**YOUR INSTRUCTIONS**
Give back the records below exactly, omitting the pictures.

Images of document pages with text:
++++++

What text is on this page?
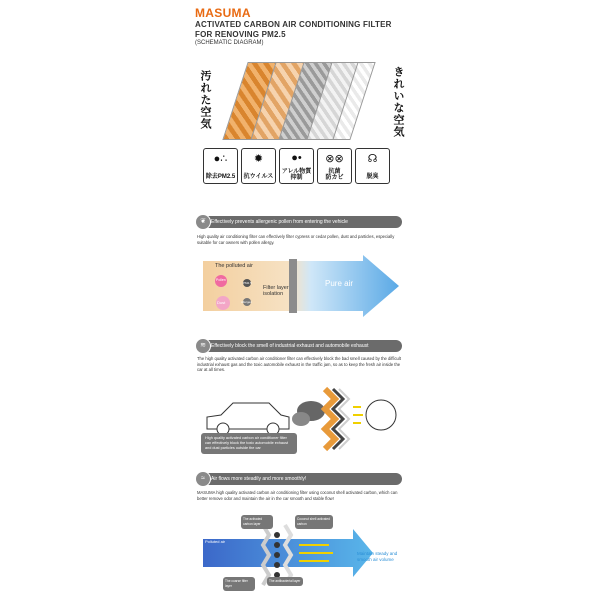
MASUMA
ACTIVATED CARBON AIR CONDITIONING FILTER FOR RENOVING PM2.5
(SCHEMATIC DIAGRAM)
汚れた空気	きれいな空気
●∴
除去PM2.5
✹
抗ウイルス
●•
アレル物質
抑制
⊗⊗
抗菌
防カビ
☊
脱臭
❦	Effectively prevents allergenic pollen from entering the vehicle
High quality air conditioning filter can effectively filter cypress or cedar pollen, dust and particles, especially suitable for car owners with pollen allergy.
The polluted air
Pollen
Dust
PM2.5
Allergen
Filter layer isolation
Pure air
≋	Effectively block the smell of industrial exhaust and automobile exhaust
The high quality activated carbon air conditioner filter can effectively block the bad smell caused by the difficult industrial exhaust gas and the toxic automobile exhaust in the traffic jam, so as to keep the fresh air inside the car at all times.
High quality activated carbon air conditioner filter can effectively block the toxic automobile exhaust and dust particles outside the car
≈	Air flows more steadily and more smoothly!
MASUMA high quality activated carbon air conditioning filter using coconut shell activated carbon, which can better remove odor and maintain the air in the car smooth and stable flow!
Polluted air
The activated carbon layer
Coconut shell activated carbon
The coarse filter layer
The antibacterial layer
Maintain steady and smooth air volume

++++++

**COMPLETED EXERCISE**
What text is on this page?
MASUMA
ACTIVATED CARBON AIR CONDITIONING FILTER FOR RENOVING PM2.5
(SCHEMATIC DIAGRAM)
汚れた空気	きれいな空気
●∴
除去PM2.5
✹
抗ウイルス
●•
アレル物質
抑制
⊗⊗
抗菌
防カビ
☊
脱臭
❦	Effectively prevents allergenic pollen from entering the vehicle
High quality air conditioning filter can effectively filter cypress or cedar pollen, dust and particles, especially suitable for car owners with pollen allergy.
The polluted air
Pollen
Dust
PM2.5
Allergen
Filter layer isolation
Pure air
≋	Effectively block the smell of industrial exhaust and automobile exhaust
The high quality activated carbon air conditioner filter can effectively block the bad smell caused by the difficult industrial exhaust gas and the toxic automobile exhaust in the traffic jam, so as to keep the fresh air inside the car at all times.
High quality activated carbon air conditioner filter can effectively block the toxic automobile exhaust and dust particles outside the car
≈	Air flows more steadily and more smoothly!
MASUMA high quality activated carbon air conditioning filter using coconut shell activated carbon, which can better remove odor and maintain the air in the car smooth and stable flow!
Polluted air
The activated carbon layer
Coconut shell activated carbon
The coarse filter layer
The antibacterial layer
Maintain steady and smooth air volume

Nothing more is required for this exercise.